• _Exercise task_
Only lines with the string "OLTP" matter here; gather them from the material below.

• _Source material_
Begin

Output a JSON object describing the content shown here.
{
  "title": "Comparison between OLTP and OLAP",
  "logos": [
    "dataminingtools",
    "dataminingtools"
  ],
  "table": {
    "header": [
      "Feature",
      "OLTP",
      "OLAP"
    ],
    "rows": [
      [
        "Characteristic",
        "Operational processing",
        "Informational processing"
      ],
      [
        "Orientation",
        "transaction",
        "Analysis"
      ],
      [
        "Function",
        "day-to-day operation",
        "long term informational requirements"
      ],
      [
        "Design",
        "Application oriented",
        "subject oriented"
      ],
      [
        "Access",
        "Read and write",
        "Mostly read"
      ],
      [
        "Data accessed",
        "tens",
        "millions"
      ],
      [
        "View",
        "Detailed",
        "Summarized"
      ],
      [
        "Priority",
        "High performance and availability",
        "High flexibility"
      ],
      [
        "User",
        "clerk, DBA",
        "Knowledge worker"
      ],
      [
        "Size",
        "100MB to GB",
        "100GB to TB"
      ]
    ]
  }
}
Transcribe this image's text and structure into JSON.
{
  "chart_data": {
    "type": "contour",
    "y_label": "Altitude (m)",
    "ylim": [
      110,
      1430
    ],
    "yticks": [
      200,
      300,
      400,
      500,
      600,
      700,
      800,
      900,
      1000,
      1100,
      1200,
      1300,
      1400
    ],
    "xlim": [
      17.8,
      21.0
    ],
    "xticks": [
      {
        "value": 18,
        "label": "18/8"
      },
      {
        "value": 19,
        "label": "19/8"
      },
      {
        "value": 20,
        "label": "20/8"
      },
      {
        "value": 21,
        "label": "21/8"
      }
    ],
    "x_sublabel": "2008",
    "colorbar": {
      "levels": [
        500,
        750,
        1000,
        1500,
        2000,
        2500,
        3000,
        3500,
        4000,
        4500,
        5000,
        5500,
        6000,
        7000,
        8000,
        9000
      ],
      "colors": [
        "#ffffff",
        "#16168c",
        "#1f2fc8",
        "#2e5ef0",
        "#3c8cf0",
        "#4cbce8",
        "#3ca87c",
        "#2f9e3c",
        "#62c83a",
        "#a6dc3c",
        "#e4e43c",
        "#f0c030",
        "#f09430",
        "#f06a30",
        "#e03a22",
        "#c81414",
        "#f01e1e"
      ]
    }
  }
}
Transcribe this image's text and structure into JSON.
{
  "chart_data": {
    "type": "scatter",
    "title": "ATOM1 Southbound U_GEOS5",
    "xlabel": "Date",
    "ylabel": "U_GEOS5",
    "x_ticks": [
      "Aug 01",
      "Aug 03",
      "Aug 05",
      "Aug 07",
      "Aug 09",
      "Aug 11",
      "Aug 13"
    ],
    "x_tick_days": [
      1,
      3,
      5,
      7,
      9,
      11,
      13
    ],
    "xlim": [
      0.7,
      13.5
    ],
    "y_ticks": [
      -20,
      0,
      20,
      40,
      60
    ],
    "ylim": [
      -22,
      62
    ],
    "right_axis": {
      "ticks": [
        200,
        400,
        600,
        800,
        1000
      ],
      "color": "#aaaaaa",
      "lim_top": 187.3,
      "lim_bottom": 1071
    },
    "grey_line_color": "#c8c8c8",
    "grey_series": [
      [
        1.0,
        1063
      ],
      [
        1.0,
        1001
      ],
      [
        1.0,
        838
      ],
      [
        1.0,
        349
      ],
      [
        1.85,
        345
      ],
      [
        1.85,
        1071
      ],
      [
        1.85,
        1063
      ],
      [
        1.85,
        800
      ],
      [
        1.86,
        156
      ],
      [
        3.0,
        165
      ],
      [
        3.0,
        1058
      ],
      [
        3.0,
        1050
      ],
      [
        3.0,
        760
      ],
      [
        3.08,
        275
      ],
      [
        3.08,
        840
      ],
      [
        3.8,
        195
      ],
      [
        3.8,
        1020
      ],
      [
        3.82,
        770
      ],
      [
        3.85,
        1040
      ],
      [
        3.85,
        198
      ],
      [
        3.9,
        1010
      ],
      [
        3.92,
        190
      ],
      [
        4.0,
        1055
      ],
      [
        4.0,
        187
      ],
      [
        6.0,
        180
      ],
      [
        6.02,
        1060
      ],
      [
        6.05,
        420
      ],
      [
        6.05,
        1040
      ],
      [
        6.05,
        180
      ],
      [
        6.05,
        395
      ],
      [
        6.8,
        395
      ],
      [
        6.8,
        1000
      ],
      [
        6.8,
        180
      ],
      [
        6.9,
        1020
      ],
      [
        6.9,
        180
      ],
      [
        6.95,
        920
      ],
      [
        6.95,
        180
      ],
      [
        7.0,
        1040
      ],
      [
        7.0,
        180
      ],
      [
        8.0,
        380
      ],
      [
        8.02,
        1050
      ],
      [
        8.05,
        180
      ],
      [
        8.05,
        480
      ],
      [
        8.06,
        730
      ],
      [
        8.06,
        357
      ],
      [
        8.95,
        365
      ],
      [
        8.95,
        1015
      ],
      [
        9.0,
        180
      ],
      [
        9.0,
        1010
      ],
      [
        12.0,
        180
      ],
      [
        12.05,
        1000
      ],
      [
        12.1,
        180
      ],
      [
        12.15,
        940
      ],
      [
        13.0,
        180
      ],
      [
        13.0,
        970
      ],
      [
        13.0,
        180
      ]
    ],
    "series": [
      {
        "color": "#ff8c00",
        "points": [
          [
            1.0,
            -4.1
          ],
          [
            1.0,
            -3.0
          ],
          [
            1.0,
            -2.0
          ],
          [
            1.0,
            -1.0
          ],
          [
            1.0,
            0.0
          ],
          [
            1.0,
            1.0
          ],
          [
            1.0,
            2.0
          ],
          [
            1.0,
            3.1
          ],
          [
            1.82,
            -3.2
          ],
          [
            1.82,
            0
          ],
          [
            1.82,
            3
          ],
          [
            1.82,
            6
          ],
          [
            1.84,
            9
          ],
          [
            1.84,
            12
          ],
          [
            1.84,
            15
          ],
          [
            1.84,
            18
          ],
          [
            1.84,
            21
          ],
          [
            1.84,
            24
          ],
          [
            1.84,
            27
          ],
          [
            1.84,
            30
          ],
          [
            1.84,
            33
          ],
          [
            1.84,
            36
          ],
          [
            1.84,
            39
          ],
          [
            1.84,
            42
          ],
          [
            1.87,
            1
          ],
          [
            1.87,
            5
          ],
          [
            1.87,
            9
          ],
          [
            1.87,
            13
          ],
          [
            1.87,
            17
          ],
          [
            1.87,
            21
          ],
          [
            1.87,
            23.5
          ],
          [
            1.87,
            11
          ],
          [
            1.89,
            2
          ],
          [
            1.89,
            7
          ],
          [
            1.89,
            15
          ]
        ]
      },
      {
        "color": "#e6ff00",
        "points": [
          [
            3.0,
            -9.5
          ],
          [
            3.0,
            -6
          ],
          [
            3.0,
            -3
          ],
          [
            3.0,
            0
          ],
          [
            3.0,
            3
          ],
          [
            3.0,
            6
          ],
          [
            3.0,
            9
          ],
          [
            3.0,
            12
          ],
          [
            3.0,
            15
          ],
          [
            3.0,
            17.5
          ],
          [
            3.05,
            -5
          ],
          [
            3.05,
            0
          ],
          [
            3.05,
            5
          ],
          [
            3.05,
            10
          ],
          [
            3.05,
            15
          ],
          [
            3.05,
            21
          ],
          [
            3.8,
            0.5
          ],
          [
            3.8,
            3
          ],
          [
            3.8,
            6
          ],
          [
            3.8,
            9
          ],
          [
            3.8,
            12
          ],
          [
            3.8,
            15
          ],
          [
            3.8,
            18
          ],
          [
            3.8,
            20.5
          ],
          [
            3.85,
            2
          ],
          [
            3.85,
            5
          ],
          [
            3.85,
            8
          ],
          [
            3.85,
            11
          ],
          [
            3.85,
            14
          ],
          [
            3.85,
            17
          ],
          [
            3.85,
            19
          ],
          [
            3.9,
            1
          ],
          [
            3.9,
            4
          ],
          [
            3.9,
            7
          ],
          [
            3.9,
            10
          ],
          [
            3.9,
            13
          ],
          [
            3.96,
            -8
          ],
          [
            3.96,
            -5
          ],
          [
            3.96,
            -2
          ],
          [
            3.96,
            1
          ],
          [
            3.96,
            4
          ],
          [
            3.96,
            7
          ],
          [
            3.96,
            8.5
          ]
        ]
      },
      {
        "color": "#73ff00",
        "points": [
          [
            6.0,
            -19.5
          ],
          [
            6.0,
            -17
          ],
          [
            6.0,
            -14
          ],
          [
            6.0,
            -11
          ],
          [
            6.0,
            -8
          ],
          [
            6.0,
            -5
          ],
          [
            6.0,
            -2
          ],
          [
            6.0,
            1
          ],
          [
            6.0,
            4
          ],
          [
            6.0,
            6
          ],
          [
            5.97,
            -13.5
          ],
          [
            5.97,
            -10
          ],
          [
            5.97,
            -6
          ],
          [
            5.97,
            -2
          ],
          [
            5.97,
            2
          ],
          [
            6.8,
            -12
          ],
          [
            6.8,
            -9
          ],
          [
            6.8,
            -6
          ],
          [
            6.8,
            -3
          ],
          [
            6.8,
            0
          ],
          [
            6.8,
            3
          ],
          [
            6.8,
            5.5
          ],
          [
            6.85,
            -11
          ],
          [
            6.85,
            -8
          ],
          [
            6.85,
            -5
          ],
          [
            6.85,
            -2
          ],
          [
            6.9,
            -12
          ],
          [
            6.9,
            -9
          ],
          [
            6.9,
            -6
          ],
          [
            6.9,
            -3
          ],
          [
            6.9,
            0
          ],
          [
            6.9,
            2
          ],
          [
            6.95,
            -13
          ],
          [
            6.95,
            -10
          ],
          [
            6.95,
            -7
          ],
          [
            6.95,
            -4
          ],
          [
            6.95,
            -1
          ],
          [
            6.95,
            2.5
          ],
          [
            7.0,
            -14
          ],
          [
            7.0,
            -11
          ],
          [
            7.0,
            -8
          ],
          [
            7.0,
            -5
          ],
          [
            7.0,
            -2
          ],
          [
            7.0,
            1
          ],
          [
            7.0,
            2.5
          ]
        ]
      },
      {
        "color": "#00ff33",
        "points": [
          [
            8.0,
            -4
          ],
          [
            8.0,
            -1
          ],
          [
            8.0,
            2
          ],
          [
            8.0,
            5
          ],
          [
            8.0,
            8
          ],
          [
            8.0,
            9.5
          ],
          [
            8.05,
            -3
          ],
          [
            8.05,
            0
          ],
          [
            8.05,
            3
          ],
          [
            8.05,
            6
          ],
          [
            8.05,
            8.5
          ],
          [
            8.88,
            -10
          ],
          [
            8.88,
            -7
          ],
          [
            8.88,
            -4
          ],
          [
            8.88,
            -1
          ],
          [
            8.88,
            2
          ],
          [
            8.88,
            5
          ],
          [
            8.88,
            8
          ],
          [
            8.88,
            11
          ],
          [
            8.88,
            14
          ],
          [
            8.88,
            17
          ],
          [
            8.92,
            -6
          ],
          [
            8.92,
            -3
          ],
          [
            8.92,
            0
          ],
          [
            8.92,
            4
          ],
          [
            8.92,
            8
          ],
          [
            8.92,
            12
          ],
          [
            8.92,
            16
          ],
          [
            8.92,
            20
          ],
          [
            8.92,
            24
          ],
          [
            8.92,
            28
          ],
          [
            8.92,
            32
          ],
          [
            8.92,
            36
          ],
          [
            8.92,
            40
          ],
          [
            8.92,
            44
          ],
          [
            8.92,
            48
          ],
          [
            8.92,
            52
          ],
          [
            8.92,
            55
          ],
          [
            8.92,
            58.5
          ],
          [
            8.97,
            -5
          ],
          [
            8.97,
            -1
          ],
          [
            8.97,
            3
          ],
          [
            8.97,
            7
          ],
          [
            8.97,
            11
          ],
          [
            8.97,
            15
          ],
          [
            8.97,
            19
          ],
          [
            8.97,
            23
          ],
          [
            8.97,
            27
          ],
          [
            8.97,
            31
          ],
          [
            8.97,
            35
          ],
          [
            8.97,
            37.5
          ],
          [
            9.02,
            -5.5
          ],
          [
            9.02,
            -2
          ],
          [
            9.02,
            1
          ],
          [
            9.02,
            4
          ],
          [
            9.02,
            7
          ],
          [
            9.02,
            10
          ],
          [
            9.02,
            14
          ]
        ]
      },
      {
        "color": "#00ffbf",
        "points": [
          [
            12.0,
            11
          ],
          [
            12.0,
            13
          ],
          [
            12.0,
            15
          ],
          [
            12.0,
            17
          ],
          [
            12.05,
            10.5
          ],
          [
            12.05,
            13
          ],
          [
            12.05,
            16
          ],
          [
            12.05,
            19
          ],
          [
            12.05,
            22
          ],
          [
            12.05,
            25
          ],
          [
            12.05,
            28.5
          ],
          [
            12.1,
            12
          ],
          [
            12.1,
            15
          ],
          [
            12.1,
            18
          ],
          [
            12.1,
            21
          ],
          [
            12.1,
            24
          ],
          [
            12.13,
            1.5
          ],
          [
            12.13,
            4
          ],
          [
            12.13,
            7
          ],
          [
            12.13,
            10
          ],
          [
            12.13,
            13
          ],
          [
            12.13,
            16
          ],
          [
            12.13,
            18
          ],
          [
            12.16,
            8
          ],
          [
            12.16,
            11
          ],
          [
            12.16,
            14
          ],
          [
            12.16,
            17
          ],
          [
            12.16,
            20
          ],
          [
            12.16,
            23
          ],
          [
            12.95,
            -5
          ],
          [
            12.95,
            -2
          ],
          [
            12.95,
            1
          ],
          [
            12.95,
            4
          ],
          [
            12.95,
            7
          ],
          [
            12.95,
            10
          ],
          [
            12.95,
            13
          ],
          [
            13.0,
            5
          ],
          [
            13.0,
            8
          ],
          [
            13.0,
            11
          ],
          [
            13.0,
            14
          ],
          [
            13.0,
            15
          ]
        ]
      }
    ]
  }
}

End

• _Exercise result_
  "title": "Comparison between OLTP and OLAP",
      "OLTP",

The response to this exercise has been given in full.